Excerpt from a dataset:
━━━
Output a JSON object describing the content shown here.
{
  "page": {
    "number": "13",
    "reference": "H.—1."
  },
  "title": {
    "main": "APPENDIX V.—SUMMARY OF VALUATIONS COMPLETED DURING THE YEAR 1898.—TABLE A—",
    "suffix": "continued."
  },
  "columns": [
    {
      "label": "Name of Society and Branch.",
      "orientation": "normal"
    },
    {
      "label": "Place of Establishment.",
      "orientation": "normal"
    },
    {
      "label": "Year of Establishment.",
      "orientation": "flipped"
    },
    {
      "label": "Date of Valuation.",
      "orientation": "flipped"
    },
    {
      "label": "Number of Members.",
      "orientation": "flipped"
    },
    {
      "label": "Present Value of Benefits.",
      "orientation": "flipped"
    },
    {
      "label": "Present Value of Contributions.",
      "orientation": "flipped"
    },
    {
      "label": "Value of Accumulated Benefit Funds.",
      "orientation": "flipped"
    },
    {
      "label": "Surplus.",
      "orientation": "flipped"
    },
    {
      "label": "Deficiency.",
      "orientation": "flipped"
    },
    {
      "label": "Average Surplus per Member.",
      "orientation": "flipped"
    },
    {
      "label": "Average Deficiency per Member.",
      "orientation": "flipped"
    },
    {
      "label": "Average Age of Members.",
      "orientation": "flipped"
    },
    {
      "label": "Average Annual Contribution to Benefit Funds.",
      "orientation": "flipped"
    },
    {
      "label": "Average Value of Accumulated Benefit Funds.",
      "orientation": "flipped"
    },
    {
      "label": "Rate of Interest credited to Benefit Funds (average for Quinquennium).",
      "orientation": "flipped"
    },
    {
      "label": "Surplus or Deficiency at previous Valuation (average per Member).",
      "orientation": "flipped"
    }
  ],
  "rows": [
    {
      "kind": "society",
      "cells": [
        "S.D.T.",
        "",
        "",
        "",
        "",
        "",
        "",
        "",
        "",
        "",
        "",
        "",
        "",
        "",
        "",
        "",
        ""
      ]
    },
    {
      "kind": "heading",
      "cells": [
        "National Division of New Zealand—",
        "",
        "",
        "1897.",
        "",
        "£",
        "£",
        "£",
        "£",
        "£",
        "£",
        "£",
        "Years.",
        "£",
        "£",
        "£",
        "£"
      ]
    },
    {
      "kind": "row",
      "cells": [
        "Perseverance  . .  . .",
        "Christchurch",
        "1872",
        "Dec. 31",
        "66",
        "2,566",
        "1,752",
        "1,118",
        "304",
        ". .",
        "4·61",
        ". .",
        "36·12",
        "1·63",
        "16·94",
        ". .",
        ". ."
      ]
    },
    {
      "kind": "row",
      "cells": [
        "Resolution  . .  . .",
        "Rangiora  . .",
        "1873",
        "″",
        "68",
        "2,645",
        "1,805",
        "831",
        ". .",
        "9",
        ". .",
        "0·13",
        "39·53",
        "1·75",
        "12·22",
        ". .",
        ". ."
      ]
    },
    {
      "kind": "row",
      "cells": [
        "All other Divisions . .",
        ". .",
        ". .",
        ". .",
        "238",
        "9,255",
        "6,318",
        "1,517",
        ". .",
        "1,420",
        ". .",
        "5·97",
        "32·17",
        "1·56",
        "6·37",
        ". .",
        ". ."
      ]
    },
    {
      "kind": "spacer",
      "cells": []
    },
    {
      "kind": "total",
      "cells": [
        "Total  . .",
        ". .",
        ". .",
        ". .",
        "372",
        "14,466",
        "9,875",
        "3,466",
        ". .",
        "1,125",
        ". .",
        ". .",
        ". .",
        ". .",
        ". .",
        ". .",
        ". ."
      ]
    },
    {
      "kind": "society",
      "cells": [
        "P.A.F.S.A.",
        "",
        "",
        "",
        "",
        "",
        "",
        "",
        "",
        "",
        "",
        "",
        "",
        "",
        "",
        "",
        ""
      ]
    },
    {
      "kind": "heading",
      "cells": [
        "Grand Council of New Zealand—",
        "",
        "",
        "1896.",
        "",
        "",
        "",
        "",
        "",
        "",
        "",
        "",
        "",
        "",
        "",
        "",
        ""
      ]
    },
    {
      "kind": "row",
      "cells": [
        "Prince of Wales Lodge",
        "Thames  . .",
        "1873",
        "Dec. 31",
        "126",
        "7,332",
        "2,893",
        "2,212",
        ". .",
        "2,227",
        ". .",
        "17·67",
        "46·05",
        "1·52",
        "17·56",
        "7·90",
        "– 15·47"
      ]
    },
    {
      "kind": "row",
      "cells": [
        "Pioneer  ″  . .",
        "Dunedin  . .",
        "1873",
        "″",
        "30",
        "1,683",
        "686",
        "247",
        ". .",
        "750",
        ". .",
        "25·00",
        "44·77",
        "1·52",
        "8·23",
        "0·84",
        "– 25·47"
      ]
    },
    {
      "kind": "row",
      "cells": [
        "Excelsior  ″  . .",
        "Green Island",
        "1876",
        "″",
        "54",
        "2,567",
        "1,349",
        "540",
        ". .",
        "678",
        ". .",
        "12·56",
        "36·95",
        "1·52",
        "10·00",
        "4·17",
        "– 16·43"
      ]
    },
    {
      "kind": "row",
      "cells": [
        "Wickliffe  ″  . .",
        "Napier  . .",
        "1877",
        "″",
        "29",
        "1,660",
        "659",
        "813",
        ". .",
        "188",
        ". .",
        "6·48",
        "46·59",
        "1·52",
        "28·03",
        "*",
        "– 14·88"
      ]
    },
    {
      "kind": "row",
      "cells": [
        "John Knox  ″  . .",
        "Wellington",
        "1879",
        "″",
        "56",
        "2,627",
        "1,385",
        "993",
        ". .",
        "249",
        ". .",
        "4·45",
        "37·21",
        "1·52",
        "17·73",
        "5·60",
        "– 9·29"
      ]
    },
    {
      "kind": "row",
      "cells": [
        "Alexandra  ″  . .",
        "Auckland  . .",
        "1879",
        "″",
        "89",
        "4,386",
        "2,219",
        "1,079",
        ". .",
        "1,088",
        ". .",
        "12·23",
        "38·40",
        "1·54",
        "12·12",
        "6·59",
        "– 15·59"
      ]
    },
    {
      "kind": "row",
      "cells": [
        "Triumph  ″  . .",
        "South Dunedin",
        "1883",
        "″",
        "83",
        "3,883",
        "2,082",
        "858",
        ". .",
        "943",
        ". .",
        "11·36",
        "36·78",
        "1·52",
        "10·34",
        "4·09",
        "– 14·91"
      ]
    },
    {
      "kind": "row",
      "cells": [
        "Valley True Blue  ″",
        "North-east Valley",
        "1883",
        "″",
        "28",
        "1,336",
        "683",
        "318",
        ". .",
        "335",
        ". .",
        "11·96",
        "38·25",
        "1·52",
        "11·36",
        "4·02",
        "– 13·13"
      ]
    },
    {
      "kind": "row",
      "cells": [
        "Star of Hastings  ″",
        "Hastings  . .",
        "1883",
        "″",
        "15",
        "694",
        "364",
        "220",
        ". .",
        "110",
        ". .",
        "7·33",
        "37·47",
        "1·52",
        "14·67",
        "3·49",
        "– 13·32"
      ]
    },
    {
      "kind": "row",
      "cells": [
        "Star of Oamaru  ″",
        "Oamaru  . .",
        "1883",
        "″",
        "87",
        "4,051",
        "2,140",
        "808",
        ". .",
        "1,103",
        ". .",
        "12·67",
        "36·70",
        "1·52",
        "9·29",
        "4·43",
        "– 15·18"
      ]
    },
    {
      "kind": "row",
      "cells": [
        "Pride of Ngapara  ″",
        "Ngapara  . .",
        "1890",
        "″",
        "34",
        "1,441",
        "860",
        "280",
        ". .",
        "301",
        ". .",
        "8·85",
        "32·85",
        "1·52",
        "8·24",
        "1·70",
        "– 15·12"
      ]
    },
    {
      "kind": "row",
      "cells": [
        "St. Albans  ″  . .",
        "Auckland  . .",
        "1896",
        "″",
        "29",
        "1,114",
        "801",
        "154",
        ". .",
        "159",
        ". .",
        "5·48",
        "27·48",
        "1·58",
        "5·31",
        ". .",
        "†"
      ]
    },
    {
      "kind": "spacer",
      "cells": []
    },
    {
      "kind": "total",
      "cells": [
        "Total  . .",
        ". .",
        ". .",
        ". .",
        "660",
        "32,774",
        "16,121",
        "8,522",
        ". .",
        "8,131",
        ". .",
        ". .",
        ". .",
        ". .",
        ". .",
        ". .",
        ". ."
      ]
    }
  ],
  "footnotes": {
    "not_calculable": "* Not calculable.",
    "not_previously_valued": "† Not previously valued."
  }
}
━━━
* PROBLEM *
Read the data above. Pull out each line in which the string "Present" appears.

* FINISHED EXERCISE *
      "label": "Present Value of Benefits.",
      "label": "Present Value of Contributions.",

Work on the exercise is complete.